• Goal:
Reproduce every record below exactly as it appears.

++++

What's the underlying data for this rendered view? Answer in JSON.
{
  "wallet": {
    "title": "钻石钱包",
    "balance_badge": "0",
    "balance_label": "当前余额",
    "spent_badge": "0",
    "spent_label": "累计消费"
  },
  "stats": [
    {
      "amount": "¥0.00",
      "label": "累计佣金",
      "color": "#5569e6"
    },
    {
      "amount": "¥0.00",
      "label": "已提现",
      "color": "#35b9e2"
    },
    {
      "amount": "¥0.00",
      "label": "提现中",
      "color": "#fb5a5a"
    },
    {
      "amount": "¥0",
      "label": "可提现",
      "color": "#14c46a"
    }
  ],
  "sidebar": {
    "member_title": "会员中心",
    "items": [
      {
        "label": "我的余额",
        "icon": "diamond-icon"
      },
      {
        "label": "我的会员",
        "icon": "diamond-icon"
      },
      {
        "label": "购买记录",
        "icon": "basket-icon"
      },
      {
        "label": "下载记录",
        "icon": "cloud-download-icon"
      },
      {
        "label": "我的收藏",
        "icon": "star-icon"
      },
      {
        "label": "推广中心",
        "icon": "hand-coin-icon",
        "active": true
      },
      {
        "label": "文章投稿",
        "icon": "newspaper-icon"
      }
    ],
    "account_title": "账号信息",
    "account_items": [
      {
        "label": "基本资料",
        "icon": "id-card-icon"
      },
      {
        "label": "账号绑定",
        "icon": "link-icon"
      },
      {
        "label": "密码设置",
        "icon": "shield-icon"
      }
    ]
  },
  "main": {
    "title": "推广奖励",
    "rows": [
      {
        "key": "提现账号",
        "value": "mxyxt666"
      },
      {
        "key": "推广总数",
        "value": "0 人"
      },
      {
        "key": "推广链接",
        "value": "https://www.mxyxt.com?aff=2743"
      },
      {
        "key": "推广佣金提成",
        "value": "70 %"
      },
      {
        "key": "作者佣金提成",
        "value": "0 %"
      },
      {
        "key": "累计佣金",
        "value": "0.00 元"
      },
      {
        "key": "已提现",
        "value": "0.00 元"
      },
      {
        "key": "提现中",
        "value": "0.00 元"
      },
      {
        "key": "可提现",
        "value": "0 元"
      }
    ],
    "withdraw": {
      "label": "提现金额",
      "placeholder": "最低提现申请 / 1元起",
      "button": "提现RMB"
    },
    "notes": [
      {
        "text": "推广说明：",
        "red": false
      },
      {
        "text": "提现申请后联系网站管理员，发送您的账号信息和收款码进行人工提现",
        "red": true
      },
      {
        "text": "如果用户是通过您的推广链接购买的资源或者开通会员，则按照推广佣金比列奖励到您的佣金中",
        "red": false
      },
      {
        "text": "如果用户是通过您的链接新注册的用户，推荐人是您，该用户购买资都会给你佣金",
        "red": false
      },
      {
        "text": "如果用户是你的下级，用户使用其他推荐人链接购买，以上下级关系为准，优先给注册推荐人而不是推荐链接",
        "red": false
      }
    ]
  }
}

++++

• Answer to this problem:
What's the underlying data for this rendered view? Answer in JSON.
{
  "wallet": {
    "title": "钻石钱包",
    "balance_badge": "0",
    "balance_label": "当前余额",
    "spent_badge": "0",
    "spent_label": "累计消费"
  },
  "stats": [
    {
      "amount": "¥0.00",
      "label": "累计佣金",
      "color": "#5569e6"
    },
    {
      "amount": "¥0.00",
      "label": "已提现",
      "color": "#35b9e2"
    },
    {
      "amount": "¥0.00",
      "label": "提现中",
      "color": "#fb5a5a"
    },
    {
      "amount": "¥0",
      "label": "可提现",
      "color": "#14c46a"
    }
  ],
  "sidebar": {
    "member_title": "会员中心",
    "items": [
      {
        "label": "我的余额",
        "icon": "diamond-icon"
      },
      {
        "label": "我的会员",
        "icon": "diamond-icon"
      },
      {
        "label": "购买记录",
        "icon": "basket-icon"
      },
      {
        "label": "下载记录",
        "icon": "cloud-download-icon"
      },
      {
        "label": "我的收藏",
        "icon": "star-icon"
      },
      {
        "label": "推广中心",
        "icon": "hand-coin-icon",
        "active": true
      },
      {
        "label": "文章投稿",
        "icon": "newspaper-icon"
      }
    ],
    "account_title": "账号信息",
    "account_items": [
      {
        "label": "基本资料",
        "icon": "id-card-icon"
      },
      {
        "label": "账号绑定",
        "icon": "link-icon"
      },
      {
        "label": "密码设置",
        "icon": "shield-icon"
      }
    ]
  },
  "main": {
    "title": "推广奖励",
    "rows": [
      {
        "key": "提现账号",
        "value": "mxyxt666"
      },
      {
        "key": "推广总数",
        "value": "0 人"
      },
      {
        "key": "推广链接",
        "value": "https://www.mxyxt.com?aff=2743"
      },
      {
        "key": "推广佣金提成",
        "value": "70 %"
      },
      {
        "key": "作者佣金提成",
        "value": "0 %"
      },
      {
        "key": "累计佣金",
        "value": "0.00 元"
      },
      {
        "key": "已提现",
        "value": "0.00 元"
      },
      {
        "key": "提现中",
        "value": "0.00 元"
      },
      {
        "key": "可提现",
        "value": "0 元"
      }
    ],
    "withdraw": {
      "label": "提现金额",
      "placeholder": "最低提现申请 / 1元起",
      "button": "提现RMB"
    },
    "notes": [
      {
        "text": "推广说明：",
        "red": false
      },
      {
        "text": "提现申请后联系网站管理员，发送您的账号信息和收款码进行人工提现",
        "red": true
      },
      {
        "text": "如果用户是通过您的推广链接购买的资源或者开通会员，则按照推广佣金比列奖励到您的佣金中",
        "red": false
      },
      {
        "text": "如果用户是通过您的链接新注册的用户，推荐人是您，该用户购买资都会给你佣金",
        "red": false
      },
      {
        "text": "如果用户是你的下级，用户使用其他推荐人链接购买，以上下级关系为准，优先给注册推荐人而不是推荐链接",
        "red": false
      }
    ]
  }
}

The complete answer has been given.